#### Data section

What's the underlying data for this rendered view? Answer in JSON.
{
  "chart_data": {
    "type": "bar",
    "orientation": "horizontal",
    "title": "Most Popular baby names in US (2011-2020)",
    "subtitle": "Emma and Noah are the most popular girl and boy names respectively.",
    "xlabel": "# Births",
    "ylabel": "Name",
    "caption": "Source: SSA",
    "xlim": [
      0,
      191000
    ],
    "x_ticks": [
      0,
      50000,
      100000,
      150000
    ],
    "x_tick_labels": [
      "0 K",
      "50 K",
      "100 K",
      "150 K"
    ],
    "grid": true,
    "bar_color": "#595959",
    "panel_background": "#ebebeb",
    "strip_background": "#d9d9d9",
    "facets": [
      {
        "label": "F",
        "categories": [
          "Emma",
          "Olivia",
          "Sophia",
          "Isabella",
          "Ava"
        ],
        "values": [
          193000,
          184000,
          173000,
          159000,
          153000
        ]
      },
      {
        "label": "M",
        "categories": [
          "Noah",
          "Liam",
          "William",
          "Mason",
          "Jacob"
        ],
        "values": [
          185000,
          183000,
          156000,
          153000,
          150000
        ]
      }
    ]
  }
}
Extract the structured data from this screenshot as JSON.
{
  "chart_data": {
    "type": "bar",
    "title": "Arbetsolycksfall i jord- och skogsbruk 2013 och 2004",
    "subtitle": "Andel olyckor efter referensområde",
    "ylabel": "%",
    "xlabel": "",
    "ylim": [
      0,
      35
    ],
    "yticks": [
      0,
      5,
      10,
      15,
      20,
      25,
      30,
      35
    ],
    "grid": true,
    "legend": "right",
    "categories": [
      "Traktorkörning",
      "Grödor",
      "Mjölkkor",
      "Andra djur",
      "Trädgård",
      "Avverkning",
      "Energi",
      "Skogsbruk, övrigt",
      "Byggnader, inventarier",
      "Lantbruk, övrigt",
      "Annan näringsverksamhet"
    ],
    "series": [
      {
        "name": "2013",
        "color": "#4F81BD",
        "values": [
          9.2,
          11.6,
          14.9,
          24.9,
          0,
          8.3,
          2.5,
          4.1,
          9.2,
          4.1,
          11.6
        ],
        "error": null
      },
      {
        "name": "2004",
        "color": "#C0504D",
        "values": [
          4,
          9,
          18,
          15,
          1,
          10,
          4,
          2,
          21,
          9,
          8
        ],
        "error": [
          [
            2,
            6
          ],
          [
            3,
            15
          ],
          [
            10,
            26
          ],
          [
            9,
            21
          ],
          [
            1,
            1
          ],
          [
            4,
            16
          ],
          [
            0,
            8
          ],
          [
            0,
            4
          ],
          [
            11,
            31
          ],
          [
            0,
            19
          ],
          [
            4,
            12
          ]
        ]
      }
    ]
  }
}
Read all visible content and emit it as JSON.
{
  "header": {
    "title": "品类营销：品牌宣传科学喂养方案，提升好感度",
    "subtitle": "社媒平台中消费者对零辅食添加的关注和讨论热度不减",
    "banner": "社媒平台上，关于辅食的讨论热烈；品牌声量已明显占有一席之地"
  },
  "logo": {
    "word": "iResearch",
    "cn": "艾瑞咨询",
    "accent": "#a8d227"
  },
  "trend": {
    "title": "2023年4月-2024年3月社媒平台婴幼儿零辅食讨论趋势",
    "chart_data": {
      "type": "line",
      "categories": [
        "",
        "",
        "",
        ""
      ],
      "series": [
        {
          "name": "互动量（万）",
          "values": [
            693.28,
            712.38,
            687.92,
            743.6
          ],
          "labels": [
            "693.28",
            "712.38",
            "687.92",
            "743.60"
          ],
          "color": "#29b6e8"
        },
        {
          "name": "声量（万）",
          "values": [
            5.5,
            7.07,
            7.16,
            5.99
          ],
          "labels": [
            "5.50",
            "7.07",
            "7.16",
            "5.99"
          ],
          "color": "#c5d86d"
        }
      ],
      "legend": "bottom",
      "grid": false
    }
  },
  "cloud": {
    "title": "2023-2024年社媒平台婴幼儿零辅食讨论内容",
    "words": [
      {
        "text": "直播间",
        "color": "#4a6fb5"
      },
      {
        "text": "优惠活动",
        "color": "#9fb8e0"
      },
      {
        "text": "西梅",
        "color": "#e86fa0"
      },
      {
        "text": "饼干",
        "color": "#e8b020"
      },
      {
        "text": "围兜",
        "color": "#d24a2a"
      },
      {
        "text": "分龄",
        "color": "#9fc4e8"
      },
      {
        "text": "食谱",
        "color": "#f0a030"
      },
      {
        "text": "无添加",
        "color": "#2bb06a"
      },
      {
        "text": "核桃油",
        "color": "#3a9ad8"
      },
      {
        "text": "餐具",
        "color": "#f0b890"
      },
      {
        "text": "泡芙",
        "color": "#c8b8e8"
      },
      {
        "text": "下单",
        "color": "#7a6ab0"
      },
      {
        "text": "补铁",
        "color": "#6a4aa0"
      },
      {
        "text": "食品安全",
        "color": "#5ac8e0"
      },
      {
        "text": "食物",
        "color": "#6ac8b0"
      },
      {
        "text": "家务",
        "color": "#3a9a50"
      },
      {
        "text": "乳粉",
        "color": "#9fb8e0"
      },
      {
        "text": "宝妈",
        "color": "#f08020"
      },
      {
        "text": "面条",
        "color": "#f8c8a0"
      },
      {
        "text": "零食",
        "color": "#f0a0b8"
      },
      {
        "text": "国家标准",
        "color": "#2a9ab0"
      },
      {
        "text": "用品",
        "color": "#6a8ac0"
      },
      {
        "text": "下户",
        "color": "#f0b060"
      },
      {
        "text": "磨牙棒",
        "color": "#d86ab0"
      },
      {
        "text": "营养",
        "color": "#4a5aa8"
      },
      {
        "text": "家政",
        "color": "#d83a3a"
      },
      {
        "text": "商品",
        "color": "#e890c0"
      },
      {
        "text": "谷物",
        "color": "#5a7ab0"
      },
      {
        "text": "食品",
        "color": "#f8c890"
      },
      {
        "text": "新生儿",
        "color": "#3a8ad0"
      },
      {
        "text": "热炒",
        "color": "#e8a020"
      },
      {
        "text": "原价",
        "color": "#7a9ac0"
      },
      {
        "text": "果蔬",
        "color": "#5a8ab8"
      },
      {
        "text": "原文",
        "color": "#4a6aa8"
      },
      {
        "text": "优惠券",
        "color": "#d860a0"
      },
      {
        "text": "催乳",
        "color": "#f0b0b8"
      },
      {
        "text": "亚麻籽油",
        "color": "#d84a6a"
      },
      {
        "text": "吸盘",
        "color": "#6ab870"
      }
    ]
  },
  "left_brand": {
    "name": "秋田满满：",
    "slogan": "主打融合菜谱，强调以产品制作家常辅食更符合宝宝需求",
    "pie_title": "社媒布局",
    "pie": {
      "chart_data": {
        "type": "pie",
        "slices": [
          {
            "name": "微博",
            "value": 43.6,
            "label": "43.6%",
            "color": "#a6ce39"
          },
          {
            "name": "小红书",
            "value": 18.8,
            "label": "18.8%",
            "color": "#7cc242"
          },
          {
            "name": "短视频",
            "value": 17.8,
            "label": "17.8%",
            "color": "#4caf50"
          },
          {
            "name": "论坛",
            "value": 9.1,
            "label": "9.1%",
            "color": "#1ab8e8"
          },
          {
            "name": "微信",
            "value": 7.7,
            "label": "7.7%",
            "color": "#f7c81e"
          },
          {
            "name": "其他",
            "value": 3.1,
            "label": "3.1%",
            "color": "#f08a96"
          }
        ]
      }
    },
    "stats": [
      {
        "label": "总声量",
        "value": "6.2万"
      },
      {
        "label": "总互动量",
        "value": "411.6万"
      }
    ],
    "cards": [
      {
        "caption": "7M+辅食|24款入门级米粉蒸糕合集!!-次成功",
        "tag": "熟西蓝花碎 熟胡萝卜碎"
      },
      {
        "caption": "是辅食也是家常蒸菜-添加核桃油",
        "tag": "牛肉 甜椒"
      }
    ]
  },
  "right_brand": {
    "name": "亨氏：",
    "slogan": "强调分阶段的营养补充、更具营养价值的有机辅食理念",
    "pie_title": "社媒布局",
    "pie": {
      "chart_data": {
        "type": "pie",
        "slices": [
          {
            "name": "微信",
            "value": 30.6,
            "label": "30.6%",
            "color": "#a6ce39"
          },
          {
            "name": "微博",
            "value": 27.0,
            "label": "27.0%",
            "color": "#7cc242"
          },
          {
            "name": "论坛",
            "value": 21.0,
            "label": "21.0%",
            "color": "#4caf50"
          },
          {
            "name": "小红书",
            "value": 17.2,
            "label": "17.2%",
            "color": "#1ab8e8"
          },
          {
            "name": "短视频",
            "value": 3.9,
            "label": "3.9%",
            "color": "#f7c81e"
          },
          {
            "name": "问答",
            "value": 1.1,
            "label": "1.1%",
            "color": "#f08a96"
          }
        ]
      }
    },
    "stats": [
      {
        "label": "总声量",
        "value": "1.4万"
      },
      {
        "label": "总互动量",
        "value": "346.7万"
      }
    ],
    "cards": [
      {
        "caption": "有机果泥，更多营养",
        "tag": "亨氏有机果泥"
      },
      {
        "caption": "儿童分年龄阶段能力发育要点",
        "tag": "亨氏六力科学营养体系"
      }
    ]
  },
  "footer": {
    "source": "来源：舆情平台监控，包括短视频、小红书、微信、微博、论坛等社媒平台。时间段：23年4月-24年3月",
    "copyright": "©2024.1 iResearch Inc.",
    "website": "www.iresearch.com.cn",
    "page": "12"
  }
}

########

For each line above that contains the word "slogan", copy that line.

    "slogan": "主打融合菜谱，强调以产品制作家常辅食更符合宝宝需求",
    "slogan": "强调分阶段的营养补充、更具营养价值的有机辅食理念",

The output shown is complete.